_Data listing:_
──────

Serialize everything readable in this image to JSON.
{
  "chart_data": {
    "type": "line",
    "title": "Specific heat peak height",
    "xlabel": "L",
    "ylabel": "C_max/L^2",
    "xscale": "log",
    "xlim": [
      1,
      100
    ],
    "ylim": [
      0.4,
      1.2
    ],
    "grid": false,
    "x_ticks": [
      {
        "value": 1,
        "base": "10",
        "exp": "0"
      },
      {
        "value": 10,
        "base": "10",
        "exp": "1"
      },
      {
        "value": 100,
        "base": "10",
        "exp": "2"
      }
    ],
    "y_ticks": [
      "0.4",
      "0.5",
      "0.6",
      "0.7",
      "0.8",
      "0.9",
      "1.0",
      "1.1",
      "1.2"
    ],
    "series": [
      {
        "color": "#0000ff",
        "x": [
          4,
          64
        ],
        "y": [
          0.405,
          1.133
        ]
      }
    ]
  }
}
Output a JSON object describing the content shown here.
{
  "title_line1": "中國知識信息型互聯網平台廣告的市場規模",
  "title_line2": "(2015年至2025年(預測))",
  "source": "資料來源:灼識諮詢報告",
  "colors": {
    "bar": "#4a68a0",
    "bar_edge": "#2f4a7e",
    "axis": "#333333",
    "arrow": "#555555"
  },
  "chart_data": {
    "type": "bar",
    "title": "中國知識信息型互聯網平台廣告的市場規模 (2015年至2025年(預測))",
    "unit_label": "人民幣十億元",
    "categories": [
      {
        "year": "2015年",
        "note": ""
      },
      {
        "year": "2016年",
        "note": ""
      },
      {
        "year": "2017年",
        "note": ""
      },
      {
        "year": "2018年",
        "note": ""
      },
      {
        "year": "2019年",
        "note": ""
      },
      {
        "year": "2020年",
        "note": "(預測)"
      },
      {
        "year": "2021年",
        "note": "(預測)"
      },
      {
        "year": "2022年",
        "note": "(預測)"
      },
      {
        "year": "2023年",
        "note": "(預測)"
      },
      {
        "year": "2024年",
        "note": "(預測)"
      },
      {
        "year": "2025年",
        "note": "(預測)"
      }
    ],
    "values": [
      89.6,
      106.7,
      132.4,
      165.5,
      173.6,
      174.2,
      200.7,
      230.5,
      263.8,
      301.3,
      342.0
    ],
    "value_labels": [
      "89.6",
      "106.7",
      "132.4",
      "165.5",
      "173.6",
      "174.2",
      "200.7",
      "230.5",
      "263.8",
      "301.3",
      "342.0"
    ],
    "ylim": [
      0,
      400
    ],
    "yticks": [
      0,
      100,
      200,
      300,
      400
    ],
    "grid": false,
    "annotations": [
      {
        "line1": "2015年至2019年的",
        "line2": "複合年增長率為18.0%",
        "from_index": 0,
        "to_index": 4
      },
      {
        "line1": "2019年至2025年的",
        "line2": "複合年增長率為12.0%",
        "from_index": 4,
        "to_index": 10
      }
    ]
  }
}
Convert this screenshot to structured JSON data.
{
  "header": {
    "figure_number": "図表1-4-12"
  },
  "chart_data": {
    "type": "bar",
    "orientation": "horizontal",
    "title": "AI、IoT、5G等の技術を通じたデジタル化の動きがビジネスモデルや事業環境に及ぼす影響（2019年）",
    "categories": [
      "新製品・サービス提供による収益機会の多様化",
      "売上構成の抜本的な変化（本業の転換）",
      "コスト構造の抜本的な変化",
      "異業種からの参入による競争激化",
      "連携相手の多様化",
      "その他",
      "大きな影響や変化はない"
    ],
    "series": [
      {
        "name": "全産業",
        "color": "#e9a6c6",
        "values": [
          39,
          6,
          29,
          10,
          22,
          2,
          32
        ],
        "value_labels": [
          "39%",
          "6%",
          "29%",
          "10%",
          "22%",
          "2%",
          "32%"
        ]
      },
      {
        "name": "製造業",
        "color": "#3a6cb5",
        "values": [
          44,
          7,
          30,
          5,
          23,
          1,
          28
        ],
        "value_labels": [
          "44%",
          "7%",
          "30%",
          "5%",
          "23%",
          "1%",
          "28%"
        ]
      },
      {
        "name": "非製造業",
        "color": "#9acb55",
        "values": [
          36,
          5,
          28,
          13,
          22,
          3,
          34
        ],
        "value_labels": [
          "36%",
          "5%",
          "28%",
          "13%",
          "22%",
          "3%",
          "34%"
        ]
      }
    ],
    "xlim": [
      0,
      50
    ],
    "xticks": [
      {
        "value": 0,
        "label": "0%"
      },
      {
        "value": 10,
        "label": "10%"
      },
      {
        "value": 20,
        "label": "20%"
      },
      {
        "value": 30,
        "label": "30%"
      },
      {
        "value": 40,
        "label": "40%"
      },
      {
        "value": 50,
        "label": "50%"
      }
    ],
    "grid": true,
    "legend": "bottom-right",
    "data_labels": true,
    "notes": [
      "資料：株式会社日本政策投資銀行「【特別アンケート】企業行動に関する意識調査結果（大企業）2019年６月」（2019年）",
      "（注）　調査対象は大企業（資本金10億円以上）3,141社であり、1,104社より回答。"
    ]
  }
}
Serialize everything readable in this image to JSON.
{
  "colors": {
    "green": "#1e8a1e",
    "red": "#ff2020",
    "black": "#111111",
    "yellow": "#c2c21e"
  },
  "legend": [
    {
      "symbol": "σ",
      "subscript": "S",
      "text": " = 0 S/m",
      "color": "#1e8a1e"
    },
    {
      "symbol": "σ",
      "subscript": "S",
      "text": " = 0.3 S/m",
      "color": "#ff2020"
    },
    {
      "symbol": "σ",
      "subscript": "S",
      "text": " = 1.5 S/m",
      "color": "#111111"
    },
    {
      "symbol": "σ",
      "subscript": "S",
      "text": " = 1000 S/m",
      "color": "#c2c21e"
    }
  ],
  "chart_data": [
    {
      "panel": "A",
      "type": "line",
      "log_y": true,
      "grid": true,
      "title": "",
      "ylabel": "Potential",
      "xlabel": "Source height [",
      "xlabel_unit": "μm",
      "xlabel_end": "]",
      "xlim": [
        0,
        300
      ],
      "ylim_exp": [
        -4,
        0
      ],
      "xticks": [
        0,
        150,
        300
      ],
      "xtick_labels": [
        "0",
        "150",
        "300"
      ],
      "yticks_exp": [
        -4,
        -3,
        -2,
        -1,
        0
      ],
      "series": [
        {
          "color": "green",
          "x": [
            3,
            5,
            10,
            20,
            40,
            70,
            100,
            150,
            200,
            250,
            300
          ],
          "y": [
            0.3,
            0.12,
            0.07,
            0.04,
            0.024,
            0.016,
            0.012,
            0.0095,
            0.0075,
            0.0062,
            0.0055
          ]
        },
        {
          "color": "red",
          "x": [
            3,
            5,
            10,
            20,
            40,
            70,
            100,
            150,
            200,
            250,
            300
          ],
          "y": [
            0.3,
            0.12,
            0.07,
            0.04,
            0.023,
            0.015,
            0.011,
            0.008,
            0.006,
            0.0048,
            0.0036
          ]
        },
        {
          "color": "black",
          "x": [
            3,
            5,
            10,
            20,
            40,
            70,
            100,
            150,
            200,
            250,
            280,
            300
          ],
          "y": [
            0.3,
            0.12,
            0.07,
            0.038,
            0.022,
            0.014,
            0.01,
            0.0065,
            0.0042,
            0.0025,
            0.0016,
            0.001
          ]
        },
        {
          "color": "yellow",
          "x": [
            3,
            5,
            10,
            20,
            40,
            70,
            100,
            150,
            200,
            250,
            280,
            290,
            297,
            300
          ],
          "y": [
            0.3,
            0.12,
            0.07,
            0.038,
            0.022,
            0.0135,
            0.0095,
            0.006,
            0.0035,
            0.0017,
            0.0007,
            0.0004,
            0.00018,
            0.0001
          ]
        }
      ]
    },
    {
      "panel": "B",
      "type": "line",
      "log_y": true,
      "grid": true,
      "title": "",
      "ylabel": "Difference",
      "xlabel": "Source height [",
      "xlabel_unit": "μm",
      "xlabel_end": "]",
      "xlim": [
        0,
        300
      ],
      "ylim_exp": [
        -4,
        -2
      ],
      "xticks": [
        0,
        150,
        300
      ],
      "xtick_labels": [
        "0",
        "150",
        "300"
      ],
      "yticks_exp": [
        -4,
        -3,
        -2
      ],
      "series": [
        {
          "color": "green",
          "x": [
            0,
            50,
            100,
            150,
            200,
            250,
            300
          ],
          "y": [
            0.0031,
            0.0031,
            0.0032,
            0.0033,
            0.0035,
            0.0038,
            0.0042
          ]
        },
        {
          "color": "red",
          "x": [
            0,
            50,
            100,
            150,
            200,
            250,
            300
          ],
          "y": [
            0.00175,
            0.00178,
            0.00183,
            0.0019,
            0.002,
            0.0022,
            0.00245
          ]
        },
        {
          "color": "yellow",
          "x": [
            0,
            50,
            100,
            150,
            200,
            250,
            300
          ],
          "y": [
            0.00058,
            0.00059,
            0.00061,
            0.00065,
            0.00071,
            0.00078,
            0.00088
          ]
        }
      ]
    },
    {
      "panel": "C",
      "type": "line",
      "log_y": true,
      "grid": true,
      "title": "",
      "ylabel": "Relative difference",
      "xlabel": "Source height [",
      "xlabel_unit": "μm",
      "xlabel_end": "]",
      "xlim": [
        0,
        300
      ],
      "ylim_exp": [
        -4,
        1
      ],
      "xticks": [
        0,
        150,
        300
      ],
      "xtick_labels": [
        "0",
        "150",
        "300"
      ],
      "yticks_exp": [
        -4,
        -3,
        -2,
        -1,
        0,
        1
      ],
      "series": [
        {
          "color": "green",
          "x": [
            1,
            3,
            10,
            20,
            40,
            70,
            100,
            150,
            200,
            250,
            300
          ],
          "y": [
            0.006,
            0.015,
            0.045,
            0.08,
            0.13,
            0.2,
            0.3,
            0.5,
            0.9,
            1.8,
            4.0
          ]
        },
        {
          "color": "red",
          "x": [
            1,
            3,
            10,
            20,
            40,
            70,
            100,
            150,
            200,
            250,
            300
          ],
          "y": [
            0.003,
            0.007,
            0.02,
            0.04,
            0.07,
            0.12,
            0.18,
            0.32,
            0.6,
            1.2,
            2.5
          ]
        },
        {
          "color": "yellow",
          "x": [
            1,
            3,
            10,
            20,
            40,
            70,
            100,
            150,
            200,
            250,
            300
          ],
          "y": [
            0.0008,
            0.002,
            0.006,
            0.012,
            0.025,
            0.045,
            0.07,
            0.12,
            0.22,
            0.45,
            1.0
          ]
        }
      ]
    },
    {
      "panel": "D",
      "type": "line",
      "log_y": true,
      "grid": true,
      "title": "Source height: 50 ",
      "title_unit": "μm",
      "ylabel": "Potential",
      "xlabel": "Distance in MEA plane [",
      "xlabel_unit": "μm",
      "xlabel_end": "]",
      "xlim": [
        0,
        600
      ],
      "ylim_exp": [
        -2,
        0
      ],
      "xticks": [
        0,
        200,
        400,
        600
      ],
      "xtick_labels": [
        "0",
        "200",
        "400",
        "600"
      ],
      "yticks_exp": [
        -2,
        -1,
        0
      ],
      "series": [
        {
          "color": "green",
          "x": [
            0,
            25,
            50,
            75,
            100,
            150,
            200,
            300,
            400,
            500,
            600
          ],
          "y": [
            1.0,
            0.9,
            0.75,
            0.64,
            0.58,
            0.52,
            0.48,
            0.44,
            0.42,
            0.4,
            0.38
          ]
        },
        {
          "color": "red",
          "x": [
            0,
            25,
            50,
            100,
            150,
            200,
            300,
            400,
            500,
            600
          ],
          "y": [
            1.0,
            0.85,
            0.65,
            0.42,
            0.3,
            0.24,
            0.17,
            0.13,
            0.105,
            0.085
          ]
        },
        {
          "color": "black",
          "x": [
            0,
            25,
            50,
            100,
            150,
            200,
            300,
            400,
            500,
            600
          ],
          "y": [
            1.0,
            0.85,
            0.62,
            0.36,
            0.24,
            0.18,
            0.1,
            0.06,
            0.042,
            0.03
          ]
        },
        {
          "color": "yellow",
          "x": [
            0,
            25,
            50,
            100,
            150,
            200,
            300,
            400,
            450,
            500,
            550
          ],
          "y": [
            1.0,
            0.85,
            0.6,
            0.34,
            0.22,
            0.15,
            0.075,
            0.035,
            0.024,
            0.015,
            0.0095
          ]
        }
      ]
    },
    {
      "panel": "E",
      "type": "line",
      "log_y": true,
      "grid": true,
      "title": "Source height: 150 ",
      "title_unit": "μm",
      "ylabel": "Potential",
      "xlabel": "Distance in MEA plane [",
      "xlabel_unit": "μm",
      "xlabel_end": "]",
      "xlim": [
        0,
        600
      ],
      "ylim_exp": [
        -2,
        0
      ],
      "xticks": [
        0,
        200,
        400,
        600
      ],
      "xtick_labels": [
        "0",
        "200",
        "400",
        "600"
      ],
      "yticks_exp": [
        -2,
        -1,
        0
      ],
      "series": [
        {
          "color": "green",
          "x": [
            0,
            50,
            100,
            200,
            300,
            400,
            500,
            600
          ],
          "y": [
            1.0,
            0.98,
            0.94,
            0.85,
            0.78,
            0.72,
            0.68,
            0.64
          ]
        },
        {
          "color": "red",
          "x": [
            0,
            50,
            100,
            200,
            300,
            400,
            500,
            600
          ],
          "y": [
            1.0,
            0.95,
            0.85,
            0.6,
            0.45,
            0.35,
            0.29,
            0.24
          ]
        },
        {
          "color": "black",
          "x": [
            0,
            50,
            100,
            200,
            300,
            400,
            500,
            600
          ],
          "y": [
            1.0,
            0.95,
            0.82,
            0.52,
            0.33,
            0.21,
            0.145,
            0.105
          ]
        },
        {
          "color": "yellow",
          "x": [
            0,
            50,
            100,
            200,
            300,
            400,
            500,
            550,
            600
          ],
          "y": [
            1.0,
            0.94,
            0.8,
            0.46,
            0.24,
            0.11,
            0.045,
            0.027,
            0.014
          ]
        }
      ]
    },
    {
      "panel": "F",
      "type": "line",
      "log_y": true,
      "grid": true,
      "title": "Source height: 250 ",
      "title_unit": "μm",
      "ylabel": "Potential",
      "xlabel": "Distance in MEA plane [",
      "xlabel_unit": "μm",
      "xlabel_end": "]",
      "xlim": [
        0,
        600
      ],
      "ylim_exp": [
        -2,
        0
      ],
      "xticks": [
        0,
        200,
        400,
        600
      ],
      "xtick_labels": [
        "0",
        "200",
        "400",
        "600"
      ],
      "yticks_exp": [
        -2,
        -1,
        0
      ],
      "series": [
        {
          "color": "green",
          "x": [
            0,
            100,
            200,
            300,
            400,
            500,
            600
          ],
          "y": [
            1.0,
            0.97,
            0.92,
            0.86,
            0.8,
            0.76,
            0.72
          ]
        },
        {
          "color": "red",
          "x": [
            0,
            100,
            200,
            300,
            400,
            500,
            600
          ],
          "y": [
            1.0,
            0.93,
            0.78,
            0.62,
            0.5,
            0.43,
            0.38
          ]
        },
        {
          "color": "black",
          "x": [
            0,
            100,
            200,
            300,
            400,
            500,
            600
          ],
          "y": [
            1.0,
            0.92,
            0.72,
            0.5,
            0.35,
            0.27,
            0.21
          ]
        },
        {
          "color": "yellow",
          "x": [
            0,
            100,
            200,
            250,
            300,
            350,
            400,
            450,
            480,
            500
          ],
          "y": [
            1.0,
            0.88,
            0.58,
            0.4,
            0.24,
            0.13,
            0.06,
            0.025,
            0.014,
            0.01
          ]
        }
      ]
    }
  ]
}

──────

_Set exercise:_ Select all lines in the listing that include the word "中國知識信息型互聯網平台廣告的市場規模".

_Response below:_
  "title_line1": "中國知識信息型互聯網平台廣告的市場規模",
    "title": "中國知識信息型互聯網平台廣告的市場規模 (2015年至2025年(預測))",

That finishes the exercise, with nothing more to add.